# [RECORDS SUPPLIED]
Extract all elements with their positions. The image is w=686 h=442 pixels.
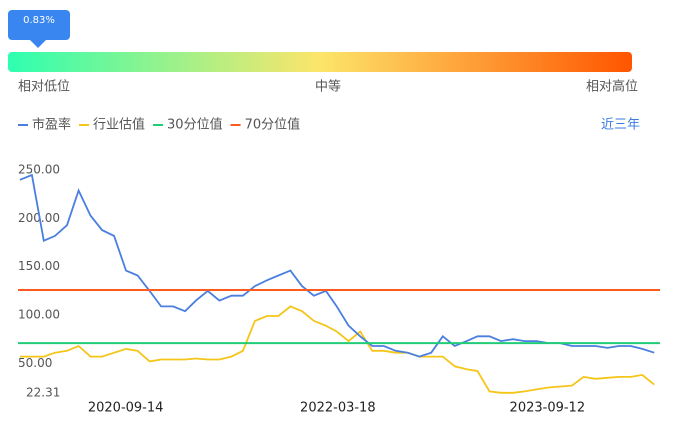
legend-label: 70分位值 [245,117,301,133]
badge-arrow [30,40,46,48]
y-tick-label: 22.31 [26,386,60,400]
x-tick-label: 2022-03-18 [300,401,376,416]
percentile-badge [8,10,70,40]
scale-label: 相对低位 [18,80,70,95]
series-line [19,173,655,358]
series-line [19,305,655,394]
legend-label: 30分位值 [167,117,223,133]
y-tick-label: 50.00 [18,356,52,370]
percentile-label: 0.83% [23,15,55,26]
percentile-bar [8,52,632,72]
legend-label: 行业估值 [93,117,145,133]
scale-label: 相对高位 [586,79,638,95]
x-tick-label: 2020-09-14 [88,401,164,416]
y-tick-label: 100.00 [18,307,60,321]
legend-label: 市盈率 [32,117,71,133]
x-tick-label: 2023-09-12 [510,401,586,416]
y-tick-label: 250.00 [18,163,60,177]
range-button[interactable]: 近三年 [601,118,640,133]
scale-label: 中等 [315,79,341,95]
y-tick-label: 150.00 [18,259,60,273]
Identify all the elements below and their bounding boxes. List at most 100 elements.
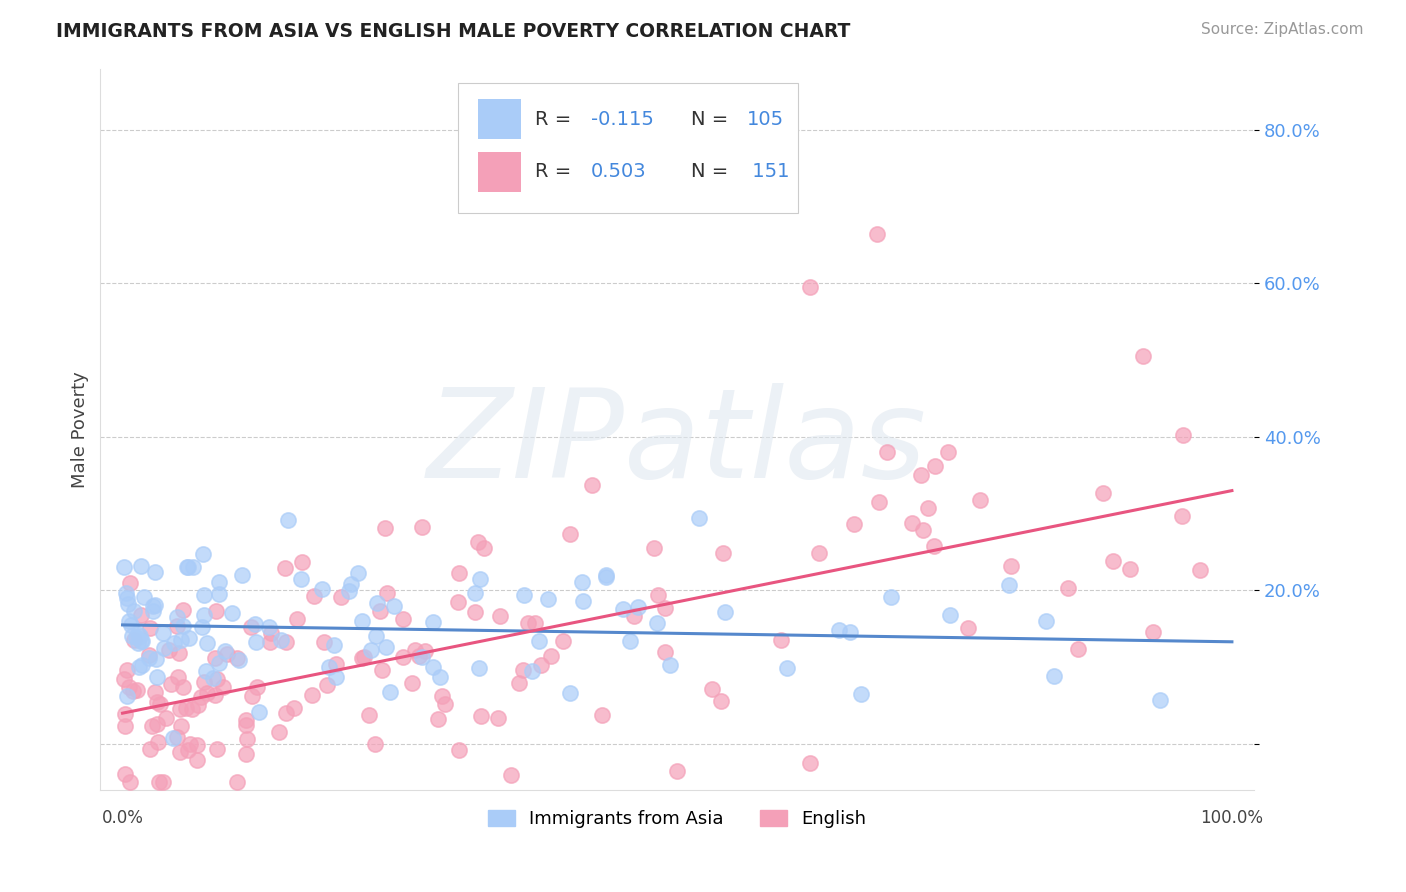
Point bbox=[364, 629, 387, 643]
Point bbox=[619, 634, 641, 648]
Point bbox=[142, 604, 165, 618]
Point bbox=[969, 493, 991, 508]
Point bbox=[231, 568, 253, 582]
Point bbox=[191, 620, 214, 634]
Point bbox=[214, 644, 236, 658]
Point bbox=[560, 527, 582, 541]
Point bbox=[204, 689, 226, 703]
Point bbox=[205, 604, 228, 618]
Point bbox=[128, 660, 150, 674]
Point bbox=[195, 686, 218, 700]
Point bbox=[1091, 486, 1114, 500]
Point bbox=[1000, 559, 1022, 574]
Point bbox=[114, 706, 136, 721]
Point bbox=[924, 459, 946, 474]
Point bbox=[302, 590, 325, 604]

# [SHORT EXERCISE]
Copy out the records word for word, from the line containing "legend-label: 70分位值 [245,117,301,133]" through the last line of the records, including both. Leave out the pictures.

# [RESPONSE TO THE EXERCISE]
legend-label: 70分位值 [245,117,301,133]
badge-arrow [30,40,46,48]
y-tick-label: 22.31 [26,386,60,400]
x-tick-label: 2022-03-18 [300,401,376,416]
percentile-badge [8,10,70,40]
scale-label: 相对低位 [18,80,70,95]
series-line [19,173,655,358]
series-line [19,305,655,394]
legend-label: 30分位值 [167,117,223,133]
y-tick-label: 50.00 [18,356,52,370]
percentile-label: 0.83% [23,15,55,26]
percentile-bar [8,52,632,72]
legend-label: 行业估值 [93,117,145,133]
scale-label: 相对高位 [586,79,638,95]
x-tick-label: 2020-09-14 [88,401,164,416]
y-tick-label: 100.00 [18,307,60,321]
legend-label: 市盈率 [32,117,71,133]
x-tick-label: 2023-09-12 [510,401,586,416]
y-tick-label: 250.00 [18,163,60,177]
range-button[interactable]: 近三年 [601,118,640,133]
scale-label: 中等 [315,79,341,95]
y-tick-label: 150.00 [18,259,60,273]
Identify all the elements below and their bounding boxes. List at most 100 elements.
Point bbox=[364, 629, 387, 643]
Point bbox=[619, 634, 641, 648]
Point bbox=[142, 604, 165, 618]
Point bbox=[969, 493, 991, 508]
Point bbox=[231, 568, 253, 582]
Point bbox=[191, 620, 214, 634]
Point bbox=[214, 644, 236, 658]
Point bbox=[560, 527, 582, 541]
Point bbox=[204, 689, 226, 703]
Point bbox=[205, 604, 228, 618]
Point bbox=[128, 660, 150, 674]
Point bbox=[195, 686, 218, 700]
Point bbox=[1091, 486, 1114, 500]
Point bbox=[1000, 559, 1022, 574]
Point bbox=[114, 706, 136, 721]
Point bbox=[924, 459, 946, 474]
Point bbox=[302, 590, 325, 604]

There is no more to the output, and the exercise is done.